§ WRITTEN REQUEST
The data below is to be returned in full and exactly.

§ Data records
────

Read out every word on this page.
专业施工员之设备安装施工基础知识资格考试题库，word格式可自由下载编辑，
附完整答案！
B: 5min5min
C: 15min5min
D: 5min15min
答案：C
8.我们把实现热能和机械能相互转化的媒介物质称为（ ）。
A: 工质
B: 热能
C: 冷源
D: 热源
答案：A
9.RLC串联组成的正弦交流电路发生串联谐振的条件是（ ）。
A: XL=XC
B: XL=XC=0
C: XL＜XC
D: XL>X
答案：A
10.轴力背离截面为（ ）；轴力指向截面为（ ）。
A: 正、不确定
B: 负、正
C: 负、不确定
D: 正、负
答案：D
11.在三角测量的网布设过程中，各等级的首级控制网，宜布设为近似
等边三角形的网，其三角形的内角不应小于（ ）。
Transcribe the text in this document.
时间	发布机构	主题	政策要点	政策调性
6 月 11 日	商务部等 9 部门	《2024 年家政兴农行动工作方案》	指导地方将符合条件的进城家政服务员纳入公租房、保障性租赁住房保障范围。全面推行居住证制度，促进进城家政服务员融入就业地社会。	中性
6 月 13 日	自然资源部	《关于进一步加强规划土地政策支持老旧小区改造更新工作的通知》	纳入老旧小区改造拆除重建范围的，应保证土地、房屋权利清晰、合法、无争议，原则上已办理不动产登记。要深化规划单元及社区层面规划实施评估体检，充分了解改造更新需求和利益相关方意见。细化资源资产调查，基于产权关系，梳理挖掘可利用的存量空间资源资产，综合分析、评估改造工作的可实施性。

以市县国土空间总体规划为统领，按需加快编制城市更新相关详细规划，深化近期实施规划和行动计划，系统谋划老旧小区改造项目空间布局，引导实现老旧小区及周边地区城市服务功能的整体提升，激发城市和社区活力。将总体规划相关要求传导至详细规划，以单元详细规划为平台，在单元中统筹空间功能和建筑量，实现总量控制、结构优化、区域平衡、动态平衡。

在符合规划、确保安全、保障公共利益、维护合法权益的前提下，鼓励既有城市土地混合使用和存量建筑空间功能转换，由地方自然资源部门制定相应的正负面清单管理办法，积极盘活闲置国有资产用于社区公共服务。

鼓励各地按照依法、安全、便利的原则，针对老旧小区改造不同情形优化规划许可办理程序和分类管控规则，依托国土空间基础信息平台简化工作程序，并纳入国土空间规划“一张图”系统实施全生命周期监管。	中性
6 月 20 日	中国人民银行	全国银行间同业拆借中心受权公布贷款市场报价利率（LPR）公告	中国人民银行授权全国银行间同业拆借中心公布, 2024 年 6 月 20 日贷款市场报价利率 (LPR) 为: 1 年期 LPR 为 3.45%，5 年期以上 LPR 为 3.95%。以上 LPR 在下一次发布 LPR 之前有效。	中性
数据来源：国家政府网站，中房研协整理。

────

§ ANSWER IN FULL
Read out every word on this page.
专业施工员之设备安装施工基础知识资格考试题库，word格式可自由下载编辑，
附完整答案！
B: 5min5min
C: 15min5min
D: 5min15min
答案：C
8.我们把实现热能和机械能相互转化的媒介物质称为（ ）。
A: 工质
B: 热能
C: 冷源
D: 热源
答案：A
9.RLC串联组成的正弦交流电路发生串联谐振的条件是（ ）。
A: XL=XC
B: XL=XC=0
C: XL＜XC
D: XL>X
答案：A
10.轴力背离截面为（ ）；轴力指向截面为（ ）。
A: 正、不确定
B: 负、正
C: 负、不确定
D: 正、负
答案：D
11.在三角测量的网布设过程中，各等级的首级控制网，宜布设为近似
等边三角形的网，其三角形的内角不应小于（ ）。
Transcribe the text in this document.
时间	发布机构	主题	政策要点	政策调性
6 月 11 日	商务部等 9 部门	《2024 年家政兴农行动工作方案》	指导地方将符合条件的进城家政服务员纳入公租房、保障性租赁住房保障范围。全面推行居住证制度，促进进城家政服务员融入就业地社会。	中性
6 月 13 日	自然资源部	《关于进一步加强规划土地政策支持老旧小区改造更新工作的通知》	纳入老旧小区改造拆除重建范围的，应保证土地、房屋权利清晰、合法、无争议，原则上已办理不动产登记。要深化规划单元及社区层面规划实施评估体检，充分了解改造更新需求和利益相关方意见。细化资源资产调查，基于产权关系，梳理挖掘可利用的存量空间资源资产，综合分析、评估改造工作的可实施性。

以市县国土空间总体规划为统领，按需加快编制城市更新相关详细规划，深化近期实施规划和行动计划，系统谋划老旧小区改造项目空间布局，引导实现老旧小区及周边地区城市服务功能的整体提升，激发城市和社区活力。将总体规划相关要求传导至详细规划，以单元详细规划为平台，在单元中统筹空间功能和建筑量，实现总量控制、结构优化、区域平衡、动态平衡。

在符合规划、确保安全、保障公共利益、维护合法权益的前提下，鼓励既有城市土地混合使用和存量建筑空间功能转换，由地方自然资源部门制定相应的正负面清单管理办法，积极盘活闲置国有资产用于社区公共服务。

鼓励各地按照依法、安全、便利的原则，针对老旧小区改造不同情形优化规划许可办理程序和分类管控规则，依托国土空间基础信息平台简化工作程序，并纳入国土空间规划“一张图”系统实施全生命周期监管。	中性
6 月 20 日	中国人民银行	全国银行间同业拆借中心受权公布贷款市场报价利率（LPR）公告	中国人民银行授权全国银行间同业拆借中心公布, 2024 年 6 月 20 日贷款市场报价利率 (LPR) 为: 1 年期 LPR 为 3.45%，5 年期以上 LPR 为 3.95%。以上 LPR 在下一次发布 LPR 之前有效。	中性
数据来源：国家政府网站，中房研协整理。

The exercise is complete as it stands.